## Page excerpt
· · · · · · ·

10% Reduction in CPU Performance
The other side of the performance equation is the CPU. What happens to the CPU when AGP texturing is activated? When AGP texturing is turned on, the graphics card takes control of the main memory bus in order to access texture data. When this happens, the CPU is locked out of main memory. If the CPU is not very busy, this may not be a problem. But if the CPU is engaged in a computationally challenging task (such as a game) it is highly possible that the CPU may stall, waiting for its turn to access main memory.
Right now there is no good way to physically test this scenario. It must be modeled. For this and other reasons, I have built a rather complex software model of the entire PC architecture. Using this model, I am able to estimate the CPU performance impact of main memory arbitration conflicts resulting from AGP texturing.
Intel has publicly released figures that show that a 300MHz P2 requires about 100MB/s of external bandwidth while running 3D Winbench. Third party testing has demonstrated that games can create a CPU bandwidth demand of 50 to 120MB/s from main memory. In the face of this load, AGP texturing could also place a concurrent main memory bandwidth demand of about 50 megabytes per second (or more).
Using this data, my system performance model shows that main memory conflicts between the CPU and the graphics controller will result in a CPU performance reduction of more than 10%. This assumes the use of a Pentium II with the back side cache intact. The cacheless Covington would be brought to its knees under these circumstances.
The assumption that AGP is a little faster now, but will be a lot faster when it is “really turned on” is completely false. In fact the opposite is true. In most cases, system which actually use AGP for textures will be potentially 40% slower than systems which use local graphics memory for textures instead.
Is this enough motivation to make sure you get a graphics card with enough memory to do the job?
The Deal with the i740
Intel often talks about a “Balanced Architecture”. A 3D graphics computer with a small amount of graphics memory is horribly imbalanced. It is interesting to observe that Intel is now manufacturing and selling its own i740 based graphics cards. These cards come in 2 meg or 4 meg configurations only – and there is no option to add more memory. Why would any intelligent user select such a board? Just to save a few dollars on graphics memory?

· · · · · · ·

## Task instructions
• a. List every memory bandwidth figure given in the AGP texturing excerpt, along with what each one describes.
• b. Answer these questions using the AGP texturing excerpt:
(i) What happens to the CPU when the graphics card takes control of the main memory bus?
(ii) How much slower does the excerpt say systems that use AGP for textures could be?
(iii) In what memory configurations do Intel's i740-based graphics cards come?
• c. Extend the AGP texturing excerpt with a further paragraph that carries on from its final question.
The material that comes next has no connection to the AGP texturing excerpt.

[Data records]
· · · · · · ·

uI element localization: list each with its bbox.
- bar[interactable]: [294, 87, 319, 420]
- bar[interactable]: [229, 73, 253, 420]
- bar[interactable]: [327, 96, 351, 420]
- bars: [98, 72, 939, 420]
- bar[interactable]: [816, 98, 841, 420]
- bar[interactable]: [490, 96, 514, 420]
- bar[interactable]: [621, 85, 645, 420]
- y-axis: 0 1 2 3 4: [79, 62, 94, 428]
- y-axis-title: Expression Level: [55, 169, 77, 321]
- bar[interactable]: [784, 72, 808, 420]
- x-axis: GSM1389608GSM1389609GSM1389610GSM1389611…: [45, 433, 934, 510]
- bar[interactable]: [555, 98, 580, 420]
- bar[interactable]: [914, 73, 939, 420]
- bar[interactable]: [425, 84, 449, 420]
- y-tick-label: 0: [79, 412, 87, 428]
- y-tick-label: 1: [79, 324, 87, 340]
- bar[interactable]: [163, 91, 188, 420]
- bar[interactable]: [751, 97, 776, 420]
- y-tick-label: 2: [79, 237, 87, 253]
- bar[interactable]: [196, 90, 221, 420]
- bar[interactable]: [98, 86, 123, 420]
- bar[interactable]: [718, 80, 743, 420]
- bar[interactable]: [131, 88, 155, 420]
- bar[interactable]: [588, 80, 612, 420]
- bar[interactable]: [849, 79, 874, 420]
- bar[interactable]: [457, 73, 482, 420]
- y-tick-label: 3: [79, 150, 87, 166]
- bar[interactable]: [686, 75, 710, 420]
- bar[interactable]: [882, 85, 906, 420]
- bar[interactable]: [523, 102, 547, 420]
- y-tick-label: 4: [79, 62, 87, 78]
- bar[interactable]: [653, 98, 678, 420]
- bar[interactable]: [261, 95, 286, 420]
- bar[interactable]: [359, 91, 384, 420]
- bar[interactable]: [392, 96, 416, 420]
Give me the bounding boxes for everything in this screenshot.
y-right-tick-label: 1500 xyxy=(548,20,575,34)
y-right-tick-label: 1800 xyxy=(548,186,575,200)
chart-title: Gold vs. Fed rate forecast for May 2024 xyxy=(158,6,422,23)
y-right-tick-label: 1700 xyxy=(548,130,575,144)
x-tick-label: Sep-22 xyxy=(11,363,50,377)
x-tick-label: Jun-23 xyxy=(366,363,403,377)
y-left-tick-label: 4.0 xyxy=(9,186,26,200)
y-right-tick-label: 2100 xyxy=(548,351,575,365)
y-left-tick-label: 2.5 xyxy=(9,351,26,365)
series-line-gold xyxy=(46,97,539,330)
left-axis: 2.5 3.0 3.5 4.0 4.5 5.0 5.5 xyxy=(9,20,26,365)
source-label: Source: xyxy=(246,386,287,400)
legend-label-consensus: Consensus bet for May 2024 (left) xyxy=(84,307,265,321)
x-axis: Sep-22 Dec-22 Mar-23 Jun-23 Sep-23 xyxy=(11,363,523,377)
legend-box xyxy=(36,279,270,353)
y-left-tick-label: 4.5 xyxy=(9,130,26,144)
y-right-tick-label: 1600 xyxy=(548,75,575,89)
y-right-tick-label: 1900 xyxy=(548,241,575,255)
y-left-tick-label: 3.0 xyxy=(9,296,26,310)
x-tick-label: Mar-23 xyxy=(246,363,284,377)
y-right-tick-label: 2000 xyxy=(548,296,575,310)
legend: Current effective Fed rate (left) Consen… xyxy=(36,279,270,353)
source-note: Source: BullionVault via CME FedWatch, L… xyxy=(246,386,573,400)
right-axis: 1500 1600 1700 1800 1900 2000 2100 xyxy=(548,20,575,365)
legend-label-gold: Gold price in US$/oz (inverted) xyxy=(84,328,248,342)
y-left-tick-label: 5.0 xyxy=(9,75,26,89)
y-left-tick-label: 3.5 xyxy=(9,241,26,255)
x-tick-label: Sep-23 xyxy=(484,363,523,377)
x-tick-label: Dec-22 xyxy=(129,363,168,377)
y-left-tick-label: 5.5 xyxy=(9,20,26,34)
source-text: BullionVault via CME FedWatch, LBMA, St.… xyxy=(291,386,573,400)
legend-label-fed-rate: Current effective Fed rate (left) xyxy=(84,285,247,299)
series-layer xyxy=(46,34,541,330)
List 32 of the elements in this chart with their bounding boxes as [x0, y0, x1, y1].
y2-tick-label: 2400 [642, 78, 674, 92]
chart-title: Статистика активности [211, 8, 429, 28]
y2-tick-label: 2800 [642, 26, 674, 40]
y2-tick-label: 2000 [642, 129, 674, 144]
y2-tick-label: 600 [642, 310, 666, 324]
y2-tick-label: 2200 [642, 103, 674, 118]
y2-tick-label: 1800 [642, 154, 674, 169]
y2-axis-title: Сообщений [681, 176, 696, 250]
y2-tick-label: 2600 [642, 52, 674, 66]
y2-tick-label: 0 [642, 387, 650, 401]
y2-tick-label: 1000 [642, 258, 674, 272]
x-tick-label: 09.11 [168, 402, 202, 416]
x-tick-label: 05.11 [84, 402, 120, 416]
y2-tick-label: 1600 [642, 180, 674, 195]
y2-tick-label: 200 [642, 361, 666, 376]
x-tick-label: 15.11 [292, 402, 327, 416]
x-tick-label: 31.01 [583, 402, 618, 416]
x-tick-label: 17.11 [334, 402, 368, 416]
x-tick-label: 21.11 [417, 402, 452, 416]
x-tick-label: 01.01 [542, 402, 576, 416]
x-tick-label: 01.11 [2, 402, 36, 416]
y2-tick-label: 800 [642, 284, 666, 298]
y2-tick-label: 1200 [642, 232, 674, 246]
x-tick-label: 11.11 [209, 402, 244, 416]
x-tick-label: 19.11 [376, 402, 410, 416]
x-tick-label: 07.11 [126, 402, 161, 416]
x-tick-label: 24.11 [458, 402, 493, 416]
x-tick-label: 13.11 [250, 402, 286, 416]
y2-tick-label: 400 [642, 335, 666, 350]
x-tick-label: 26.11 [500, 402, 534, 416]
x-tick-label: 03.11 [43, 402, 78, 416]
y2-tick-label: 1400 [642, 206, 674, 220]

· · · · · · ·

## Answers to the exercises
• a.
- About 100MB/s: the external bandwidth a 300MHz P2 requires while running 3D Winbench
- 50 to 120MB/s: the CPU bandwidth demand on main memory that games can create
- About 50 megabytes per second (or more): the concurrent main memory bandwidth demand AGP texturing could add

• b.
(i) The CPU is locked out of main memory.
(ii) Potentially 40% slower than systems that use local graphics memory for textures.
(iii) 2 meg or 4 meg only, with no option to add more memory.

• c.
Though the i740 seems to be a very good product, beneath the surface, there are some things which are very odd about it. First and foremost, its drivers have been crippled so that it will refuse to allocate any textures in local graphics memory. Any texture allocated by D3D will be automatically redirected to AGP space regardless of how much graphics memory is available. With an 8M configuration, about 2M is usually used for the front and back buffer (plus Z sometimes). This leaves a very generous 5 or 6 megabytes for high speed local texture caching. The i740 drivers will refuse to make use of this precious resource (even when the game demands it) but instead moves all textures into slower AGP memory. It should be no surprise why the i740 is not blowing away the competition in terms of raw performance.
If Intel insists on crippling the i740, there is only one other company that has the ability to fix the situation. That company is Real3D – the developer of the i740 and its drivers (in cooperation with Intel). If Real3D becomes the only i740 board manufacturer that supports local texturing, their product could blow away all of the competing i740 based boards. As an alternative, they could make a good business out of licensing their drivers to other graphics card manufacturers.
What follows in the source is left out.